__WHAT YOU NEED TO DO__
Convert every line of the data below into a JSON list of strings, one string per line, leaving out any blank lines.

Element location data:
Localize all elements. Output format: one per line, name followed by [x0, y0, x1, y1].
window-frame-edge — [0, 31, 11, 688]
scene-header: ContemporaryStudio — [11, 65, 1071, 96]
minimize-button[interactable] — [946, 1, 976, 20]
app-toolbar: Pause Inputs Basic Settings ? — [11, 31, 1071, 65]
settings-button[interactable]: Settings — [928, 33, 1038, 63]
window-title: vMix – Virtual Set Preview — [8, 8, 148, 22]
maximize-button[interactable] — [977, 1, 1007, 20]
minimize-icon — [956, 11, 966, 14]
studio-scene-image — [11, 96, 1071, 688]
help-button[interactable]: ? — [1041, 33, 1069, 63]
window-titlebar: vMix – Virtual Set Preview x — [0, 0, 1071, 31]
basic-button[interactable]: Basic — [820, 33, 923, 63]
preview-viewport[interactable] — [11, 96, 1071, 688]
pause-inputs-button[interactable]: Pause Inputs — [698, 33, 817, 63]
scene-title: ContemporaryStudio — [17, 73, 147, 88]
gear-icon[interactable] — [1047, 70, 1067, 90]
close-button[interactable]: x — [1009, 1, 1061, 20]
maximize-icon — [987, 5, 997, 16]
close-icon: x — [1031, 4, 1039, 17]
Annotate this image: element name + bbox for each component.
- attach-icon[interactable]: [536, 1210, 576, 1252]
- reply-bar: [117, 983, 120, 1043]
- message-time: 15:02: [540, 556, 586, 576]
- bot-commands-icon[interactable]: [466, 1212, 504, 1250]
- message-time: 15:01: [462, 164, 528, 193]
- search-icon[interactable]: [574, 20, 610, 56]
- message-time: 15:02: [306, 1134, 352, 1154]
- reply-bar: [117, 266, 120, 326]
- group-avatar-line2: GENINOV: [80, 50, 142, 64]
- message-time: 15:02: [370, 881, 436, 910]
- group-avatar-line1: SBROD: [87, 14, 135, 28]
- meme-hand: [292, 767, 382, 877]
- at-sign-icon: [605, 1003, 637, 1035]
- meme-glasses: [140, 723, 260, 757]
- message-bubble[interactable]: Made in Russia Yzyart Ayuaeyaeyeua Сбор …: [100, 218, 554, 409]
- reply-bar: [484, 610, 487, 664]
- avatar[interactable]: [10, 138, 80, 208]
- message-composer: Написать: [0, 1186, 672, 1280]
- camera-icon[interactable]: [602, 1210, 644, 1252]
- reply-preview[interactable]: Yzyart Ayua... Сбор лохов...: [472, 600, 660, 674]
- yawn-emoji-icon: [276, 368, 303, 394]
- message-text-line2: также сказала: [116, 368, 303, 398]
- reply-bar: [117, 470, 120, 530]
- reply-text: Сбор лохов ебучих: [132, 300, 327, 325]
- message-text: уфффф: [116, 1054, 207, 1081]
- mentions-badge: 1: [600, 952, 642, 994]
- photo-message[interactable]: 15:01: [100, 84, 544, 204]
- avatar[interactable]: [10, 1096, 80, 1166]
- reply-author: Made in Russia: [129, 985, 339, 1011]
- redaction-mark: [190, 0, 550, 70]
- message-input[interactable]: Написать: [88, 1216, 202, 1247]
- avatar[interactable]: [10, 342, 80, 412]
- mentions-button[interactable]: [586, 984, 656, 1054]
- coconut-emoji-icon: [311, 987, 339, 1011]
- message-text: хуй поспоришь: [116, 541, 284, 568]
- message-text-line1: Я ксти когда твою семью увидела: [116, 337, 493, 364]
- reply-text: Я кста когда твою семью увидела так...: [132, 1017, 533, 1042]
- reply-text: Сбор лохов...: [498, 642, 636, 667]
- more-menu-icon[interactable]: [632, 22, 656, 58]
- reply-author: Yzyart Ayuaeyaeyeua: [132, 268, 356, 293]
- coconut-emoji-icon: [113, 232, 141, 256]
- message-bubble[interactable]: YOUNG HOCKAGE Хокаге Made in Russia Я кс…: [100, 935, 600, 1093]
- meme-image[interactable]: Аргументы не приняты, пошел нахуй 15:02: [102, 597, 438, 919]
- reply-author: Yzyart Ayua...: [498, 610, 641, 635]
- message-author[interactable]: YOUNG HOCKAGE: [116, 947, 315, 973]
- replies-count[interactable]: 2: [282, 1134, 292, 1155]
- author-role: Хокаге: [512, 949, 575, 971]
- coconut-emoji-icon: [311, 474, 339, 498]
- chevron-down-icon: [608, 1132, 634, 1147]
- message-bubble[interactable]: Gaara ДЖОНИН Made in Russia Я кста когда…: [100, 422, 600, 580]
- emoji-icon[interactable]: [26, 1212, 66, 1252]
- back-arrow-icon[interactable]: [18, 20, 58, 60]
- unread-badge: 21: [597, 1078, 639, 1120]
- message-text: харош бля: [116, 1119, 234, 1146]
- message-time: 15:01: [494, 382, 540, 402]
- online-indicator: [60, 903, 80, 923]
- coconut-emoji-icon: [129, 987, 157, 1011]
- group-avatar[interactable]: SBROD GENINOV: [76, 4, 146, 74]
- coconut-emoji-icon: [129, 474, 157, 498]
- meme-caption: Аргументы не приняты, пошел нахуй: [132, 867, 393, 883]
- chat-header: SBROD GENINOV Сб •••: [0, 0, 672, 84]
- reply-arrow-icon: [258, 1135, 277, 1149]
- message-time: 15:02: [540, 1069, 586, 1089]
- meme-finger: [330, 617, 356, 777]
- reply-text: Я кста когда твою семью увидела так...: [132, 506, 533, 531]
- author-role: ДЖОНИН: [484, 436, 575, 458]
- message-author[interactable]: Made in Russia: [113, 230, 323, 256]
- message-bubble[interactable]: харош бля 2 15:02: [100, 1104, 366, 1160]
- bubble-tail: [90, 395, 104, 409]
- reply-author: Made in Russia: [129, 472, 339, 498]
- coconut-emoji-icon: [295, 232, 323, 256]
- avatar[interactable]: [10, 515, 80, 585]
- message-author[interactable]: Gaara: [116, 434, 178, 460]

__COMPLETE RESPONSE__
[
  "Localize all elements. Output format: one per line, name followed by [x0, y0, x1, y1].",
  "window-frame-edge — [0, 31, 11, 688]",
  "scene-header: ContemporaryStudio — [11, 65, 1071, 96]",
  "minimize-button[interactable] — [946, 1, 976, 20]",
  "app-toolbar: Pause Inputs Basic Settings ? — [11, 31, 1071, 65]",
  "settings-button[interactable]: Settings — [928, 33, 1038, 63]",
  "window-title: vMix – Virtual Set Preview — [8, 8, 148, 22]",
  "maximize-button[interactable] — [977, 1, 1007, 20]",
  "minimize-icon — [956, 11, 966, 14]",
  "studio-scene-image — [11, 96, 1071, 688]",
  "help-button[interactable]: ? — [1041, 33, 1069, 63]",
  "window-titlebar: vMix – Virtual Set Preview x — [0, 0, 1071, 31]",
  "basic-button[interactable]: Basic — [820, 33, 923, 63]",
  "preview-viewport[interactable] — [11, 96, 1071, 688]",
  "pause-inputs-button[interactable]: Pause Inputs — [698, 33, 817, 63]",
  "scene-title: ContemporaryStudio — [17, 73, 147, 88]",
  "gear-icon[interactable] — [1047, 70, 1067, 90]",
  "close-button[interactable]: x — [1009, 1, 1061, 20]",
  "maximize-icon — [987, 5, 997, 16]",
  "close-icon: x — [1031, 4, 1039, 17]",
  "Annotate this image: element name + bbox for each component.",
  "- attach-icon[interactable]: [536, 1210, 576, 1252]",
  "- reply-bar: [117, 983, 120, 1043]",
  "- message-time: 15:02: [540, 556, 586, 576]",
  "- bot-commands-icon[interactable]: [466, 1212, 504, 1250]",
  "- message-time: 15:01: [462, 164, 528, 193]",
  "- search-icon[interactable]: [574, 20, 610, 56]",
  "- message-time: 15:02: [306, 1134, 352, 1154]",
  "- reply-bar: [117, 266, 120, 326]",
  "- group-avatar-line2: GENINOV: [80, 50, 142, 64]",
  "- message-time: 15:02: [370, 881, 436, 910]",
  "- group-avatar-line1: SBROD: [87, 14, 135, 28]",
  "- meme-hand: [292, 767, 382, 877]",
  "- at-sign-icon: [605, 1003, 637, 1035]",
  "- meme-glasses: [140, 723, 260, 757]",
  "- message-bubble[interactable]: Made in Russia Yzyart Ayuaeyaeyeua Сбор …: [100, 218, 554, 409]",
  "- reply-bar: [484, 610, 487, 664]",
  "- avatar[interactable]: [10, 138, 80, 208]",
  "- message-composer: Написать: [0, 1186, 672, 1280]",
  "- camera-icon[interactable]: [602, 1210, 644, 1252]",
  "- reply-preview[interactable]: Yzyart Ayua... Сбор лохов...: [472, 600, 660, 674]",
  "- yawn-emoji-icon: [276, 368, 303, 394]",
  "- message-text-line2: также сказала: [116, 368, 303, 398]",
  "- reply-bar: [117, 470, 120, 530]",
  "- reply-text: Сбор лохов ебучих: [132, 300, 327, 325]",
  "- message-text: уфффф: [116, 1054, 207, 1081]",
  "- mentions-badge: 1: [600, 952, 642, 994]",
  "- photo-message[interactable]: 15:01: [100, 84, 544, 204]",
  "- avatar[interactable]: [10, 1096, 80, 1166]",
  "- reply-author: Made in Russia: [129, 985, 339, 1011]",
  "- redaction-mark: [190, 0, 550, 70]",
  "- message-input[interactable]: Написать: [88, 1216, 202, 1247]",
  "- avatar[interactable]: [10, 342, 80, 412]",
  "- mentions-button[interactable]: [586, 984, 656, 1054]",
  "- coconut-emoji-icon: [311, 987, 339, 1011]",
  "- message-text: хуй поспоришь: [116, 541, 284, 568]",
  "- message-text-line1: Я ксти когда твою семью увидела: [116, 337, 493, 364]",
  "- reply-text: Я кста когда твою семью увидела так...: [132, 1017, 533, 1042]",
  "- reply-text: Сбор лохов...: [498, 642, 636, 667]",
  "- more-menu-icon[interactable]: [632, 22, 656, 58]",
  "- reply-author: Yzyart Ayuaeyaeyeua: [132, 268, 356, 293]",
  "- coconut-emoji-icon: [113, 232, 141, 256]",
  "- message-bubble[interactable]: YOUNG HOCKAGE Хокаге Made in Russia Я кс…: [100, 935, 600, 1093]",
  "- meme-image[interactable]: Аргументы не приняты, пошел нахуй 15:02: [102, 597, 438, 919]",
  "- reply-author: Yzyart Ayua...: [498, 610, 641, 635]",
  "- message-author[interactable]: YOUNG HOCKAGE: [116, 947, 315, 973]",
  "- replies-count[interactable]: 2: [282, 1134, 292, 1155]",
  "- author-role: Хокаге: [512, 949, 575, 971]",
  "- coconut-emoji-icon: [311, 474, 339, 498]",
  "- chevron-down-icon: [608, 1132, 634, 1147]",
  "- message-bubble[interactable]: Gaara ДЖОНИН Made in Russia Я кста когда…: [100, 422, 600, 580]",
  "- emoji-icon[interactable]: [26, 1212, 66, 1252]",
  "- back-arrow-icon[interactable]: [18, 20, 58, 60]",
  "- unread-badge: 21: [597, 1078, 639, 1120]",
  "- message-text: харош бля: [116, 1119, 234, 1146]",
  "- message-time: 15:01: [494, 382, 540, 402]",
  "- online-indicator: [60, 903, 80, 923]",
  "- coconut-emoji-icon: [129, 987, 157, 1011]",
  "- group-avatar[interactable]: SBROD GENINOV: [76, 4, 146, 74]",
  "- coconut-emoji-icon: [129, 474, 157, 498]",
  "- meme-caption: Аргументы не приняты, пошел нахуй: [132, 867, 393, 883]",
  "- chat-header: SBROD GENINOV Сб •••: [0, 0, 672, 84]",
  "- reply-arrow-icon: [258, 1135, 277, 1149]",
  "- message-time: 15:02: [540, 1069, 586, 1089]",
  "- meme-finger: [330, 617, 356, 777]",
  "- reply-text: Я кста когда твою семью увидела так...: [132, 506, 533, 531]",
  "- author-role: ДЖОНИН: [484, 436, 575, 458]",
  "- message-author[interactable]: Made in Russia: [113, 230, 323, 256]",
  "- message-bubble[interactable]: харош бля 2 15:02: [100, 1104, 366, 1160]",
  "- bubble-tail: [90, 395, 104, 409]",
  "- reply-author: Made in Russia: [129, 472, 339, 498]",
  "- coconut-emoji-icon: [295, 232, 323, 256]",
  "- avatar[interactable]: [10, 515, 80, 585]",
  "- message-author[interactable]: Gaara: [116, 434, 178, 460]"
]